» Selected text:
Skip to main content

kafka application endpoint

Project description

A lightweight application for consistent handling of kafka events

This application was developed to be a universal api endpoint for microservices that process kafka events.

Installation

pip install kafka-python-app

Usage

Configure and create application instance.

Configuration parameters:

  • app_name [OPTIONAL]: application name.
  • bootstrap_servers: list of kafka bootstrap servers addresses 'host:port'.
  • producer_config [OPTIONAL]: kafka producer configuration ( see kafka-python documentation).
# Default producer config
producer_config = {
    'key_serializer': lambda x: x.encode('utf-8') if x else x,
    "value_serializer": lambda x: json.dumps(x).encode('utf-8')
}
# Default consumer config
conf = {
    'group_id': str(uuid.uuid4()),
    'auto_offset_reset': 'earliest',
    'enable_auto_commit': False,
    'key_deserializer': lambda x: x.decode('utf-8') if x else x,
    'value_deserializer': lambda x: json.loads(x.decode('utf-8')),
    'session_timeout_ms': 25000
}
  • listen_topics: list of subscribed topics.
  • message_key_as_event [OPTIONAL]: set to True if using kafka message key as event name.

NOTE When setting message_key_as_event to True, make sure to specify valid key_deserializer in consumer_config.

  • message_value_cls [OPTIONAL]: dictionary {"topic_name": dataclass_type} that maps message dataclass type to specific topic. The application uses this mapping to create specified dataclass from kafka message.value.
  • middleware_message_cb [OPTIONAL]: if provided, this callback will be executed with raw kafka message argument before calling any handler.

» Task A: Name every key set in the default consumer config on the kafka application page.
» Task B: Write the next part of the kafka application page, starting right after its last sentence.
The material after this point has no connection to the kafka application page.

» Collected data:

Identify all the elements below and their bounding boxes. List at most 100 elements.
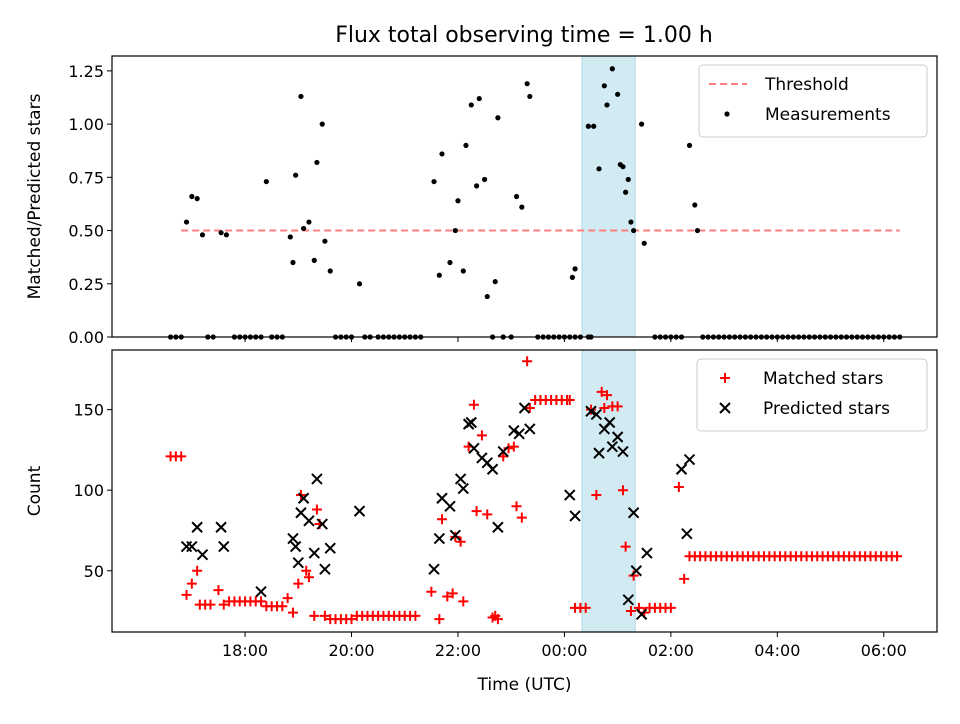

» Final answer A: group_id, auto_offset_reset, enable_auto_commit, key_deserializer, value_deserializer, session_timeout_ms

» Final answer B:
  • emit_with_response_options [OPTIONAL]: configuration that supports use of the emit_with_response method
  • pipelines_map [OPTIONAL]: Dict[str, MessagePipeline] - provides mapping of a pipelint to event name or "topic.event" combination.
  • max_concurrent_tasks [OPTIONAL]: int - number of individual event handlers executed concurrently
  • max_concurrent_pipelines [OPTIONAL]: int - number of pipelines executed concurrently
  • logger [OPTIONAL]: any logger with standard log methods. If not provided, the standard python logger is used.
from kafka_python_app.app import AppConfig, KafkaApp


# Setup kafka message payload:
class MyMessage(pydantic.BaseModel):
    event: str
    prop1: str
    prop2: int


# This message type is specific for "test_topic3" only. 
class MyMessageSpecific(pydantic.BaseModel):
    event: str
    prop3: bool
    prop4: float


# Create application config
config = AppConfig(
    app_name='Test application',
    bootstrap_servers=['localhost:9092'],
    consumer_config={
        'group_id': 'test_app_group'
    },
    listen_topics=['test_topic1', 'test_topic2', 'test_topic3'],
    message_value_cls={
        'test_topic1': MyMessage,
        'test_topic2': MyMessage,
        'test_topic3': MyMessageSpecific
    }
)

# Create application
app = KafkaApp(config)

Create event handlers using @app.on decorator:

# This handler will handle 'some_event' no matter which topic it comes from
@app.on(event='some_event')
def handle_some_event(message: MyMessage, **kwargs):
    print('Handling event: {}..'.format(message.event))
    print('prop1: {}\n'.format(message.prop1))
    print('prop2: {}\n'.format(message.prop2))


# This handler will handle 'another_event' from 'test_topic2' only.
# Events with this name but coming from another topic will be ignored.
@app.on(event='another_event', topic='test_topic2')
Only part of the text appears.